**What is asked**
Every line below is to be quoted exactly, with nothing added or dropped.

**Extracted material**
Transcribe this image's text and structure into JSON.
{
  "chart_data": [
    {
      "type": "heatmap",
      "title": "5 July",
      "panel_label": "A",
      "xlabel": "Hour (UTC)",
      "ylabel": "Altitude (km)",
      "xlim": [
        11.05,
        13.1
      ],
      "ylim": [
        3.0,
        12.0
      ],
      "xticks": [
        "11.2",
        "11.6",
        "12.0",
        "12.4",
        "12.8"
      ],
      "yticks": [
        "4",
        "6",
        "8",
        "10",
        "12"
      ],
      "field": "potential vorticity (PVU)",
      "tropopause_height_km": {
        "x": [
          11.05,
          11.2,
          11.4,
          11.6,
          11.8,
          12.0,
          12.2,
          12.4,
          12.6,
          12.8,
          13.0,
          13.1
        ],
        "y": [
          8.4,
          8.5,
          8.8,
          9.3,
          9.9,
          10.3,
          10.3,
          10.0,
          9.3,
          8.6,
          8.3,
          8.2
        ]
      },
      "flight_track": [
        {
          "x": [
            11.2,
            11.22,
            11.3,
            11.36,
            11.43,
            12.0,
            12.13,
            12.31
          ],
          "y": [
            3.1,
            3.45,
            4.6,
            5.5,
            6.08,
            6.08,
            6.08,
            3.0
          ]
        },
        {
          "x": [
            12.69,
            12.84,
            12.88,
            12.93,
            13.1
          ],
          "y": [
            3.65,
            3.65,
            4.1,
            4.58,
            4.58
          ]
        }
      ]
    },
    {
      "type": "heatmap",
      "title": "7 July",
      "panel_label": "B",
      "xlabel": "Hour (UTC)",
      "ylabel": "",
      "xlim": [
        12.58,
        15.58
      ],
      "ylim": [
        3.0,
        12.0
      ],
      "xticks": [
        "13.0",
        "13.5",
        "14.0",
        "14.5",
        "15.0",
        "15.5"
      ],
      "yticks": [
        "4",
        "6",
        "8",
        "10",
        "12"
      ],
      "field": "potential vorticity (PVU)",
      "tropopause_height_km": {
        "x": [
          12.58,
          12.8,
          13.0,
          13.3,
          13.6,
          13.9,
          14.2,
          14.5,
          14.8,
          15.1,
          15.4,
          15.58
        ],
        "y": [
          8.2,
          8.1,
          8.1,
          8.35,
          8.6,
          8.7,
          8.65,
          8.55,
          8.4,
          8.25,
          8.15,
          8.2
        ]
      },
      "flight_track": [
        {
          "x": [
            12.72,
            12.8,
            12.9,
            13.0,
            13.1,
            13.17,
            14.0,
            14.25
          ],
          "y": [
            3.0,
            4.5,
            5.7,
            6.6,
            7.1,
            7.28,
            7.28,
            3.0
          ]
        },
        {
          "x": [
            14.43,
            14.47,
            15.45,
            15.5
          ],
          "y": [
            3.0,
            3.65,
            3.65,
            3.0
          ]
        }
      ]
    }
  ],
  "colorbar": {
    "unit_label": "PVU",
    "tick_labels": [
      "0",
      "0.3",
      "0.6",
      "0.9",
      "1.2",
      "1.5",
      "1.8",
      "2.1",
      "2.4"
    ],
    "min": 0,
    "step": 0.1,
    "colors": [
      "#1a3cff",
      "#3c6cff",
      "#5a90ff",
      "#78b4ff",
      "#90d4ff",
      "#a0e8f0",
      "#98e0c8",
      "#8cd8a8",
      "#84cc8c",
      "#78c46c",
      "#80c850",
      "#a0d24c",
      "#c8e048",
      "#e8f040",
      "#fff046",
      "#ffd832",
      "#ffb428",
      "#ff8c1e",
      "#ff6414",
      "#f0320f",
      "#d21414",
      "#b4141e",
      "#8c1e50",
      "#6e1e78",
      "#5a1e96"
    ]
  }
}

**Response to the task**
Transcribe this image's text and structure into JSON.
{
  "chart_data": [
    {
      "type": "heatmap",
      "title": "5 July",
      "panel_label": "A",
      "xlabel": "Hour (UTC)",
      "ylabel": "Altitude (km)",
      "xlim": [
        11.05,
        13.1
      ],
      "ylim": [
        3.0,
        12.0
      ],
      "xticks": [
        "11.2",
        "11.6",
        "12.0",
        "12.4",
        "12.8"
      ],
      "yticks": [
        "4",
        "6",
        "8",
        "10",
        "12"
      ],
      "field": "potential vorticity (PVU)",
      "tropopause_height_km": {
        "x": [
          11.05,
          11.2,
          11.4,
          11.6,
          11.8,
          12.0,
          12.2,
          12.4,
          12.6,
          12.8,
          13.0,
          13.1
        ],
        "y": [
          8.4,
          8.5,
          8.8,
          9.3,
          9.9,
          10.3,
          10.3,
          10.0,
          9.3,
          8.6,
          8.3,
          8.2
        ]
      },
      "flight_track": [
        {
          "x": [
            11.2,
            11.22,
            11.3,
            11.36,
            11.43,
            12.0,
            12.13,
            12.31
          ],
          "y": [
            3.1,
            3.45,
            4.6,
            5.5,
            6.08,
            6.08,
            6.08,
            3.0
          ]
        },
        {
          "x": [
            12.69,
            12.84,
            12.88,
            12.93,
            13.1
          ],
          "y": [
            3.65,
            3.65,
            4.1,
            4.58,
            4.58
          ]
        }
      ]
    },
    {
      "type": "heatmap",
      "title": "7 July",
      "panel_label": "B",
      "xlabel": "Hour (UTC)",
      "ylabel": "",
      "xlim": [
        12.58,
        15.58
      ],
      "ylim": [
        3.0,
        12.0
      ],
      "xticks": [
        "13.0",
        "13.5",
        "14.0",
        "14.5",
        "15.0",
        "15.5"
      ],
      "yticks": [
        "4",
        "6",
        "8",
        "10",
        "12"
      ],
      "field": "potential vorticity (PVU)",
      "tropopause_height_km": {
        "x": [
          12.58,
          12.8,
          13.0,
          13.3,
          13.6,
          13.9,
          14.2,
          14.5,
          14.8,
          15.1,
          15.4,
          15.58
        ],
        "y": [
          8.2,
          8.1,
          8.1,
          8.35,
          8.6,
          8.7,
          8.65,
          8.55,
          8.4,
          8.25,
          8.15,
          8.2
        ]
      },
      "flight_track": [
        {
          "x": [
            12.72,
            12.8,
            12.9,
            13.0,
            13.1,
            13.17,
            14.0,
            14.25
          ],
          "y": [
            3.0,
            4.5,
            5.7,
            6.6,
            7.1,
            7.28,
            7.28,
            3.0
          ]
        },
        {
          "x": [
            14.43,
            14.47,
            15.45,
            15.5
          ],
          "y": [
            3.0,
            3.65,
            3.65,
            3.0
          ]
        }
      ]
    }
  ],
  "colorbar": {
    "unit_label": "PVU",
    "tick_labels": [
      "0",
      "0.3",
      "0.6",
      "0.9",
      "1.2",
      "1.5",
      "1.8",
      "2.1",
      "2.4"
    ],
    "min": 0,
    "step": 0.1,
    "colors": [
      "#1a3cff",
      "#3c6cff",
      "#5a90ff",
      "#78b4ff",
      "#90d4ff",
      "#a0e8f0",
      "#98e0c8",
      "#8cd8a8",
      "#84cc8c",
      "#78c46c",
      "#80c850",
      "#a0d24c",
      "#c8e048",
      "#e8f040",
      "#fff046",
      "#ffd832",
      "#ffb428",
      "#ff8c1e",
      "#ff6414",
      "#f0320f",
      "#d21414",
      "#b4141e",
      "#8c1e50",
      "#6e1e78",
      "#5a1e96"
    ]
  }
}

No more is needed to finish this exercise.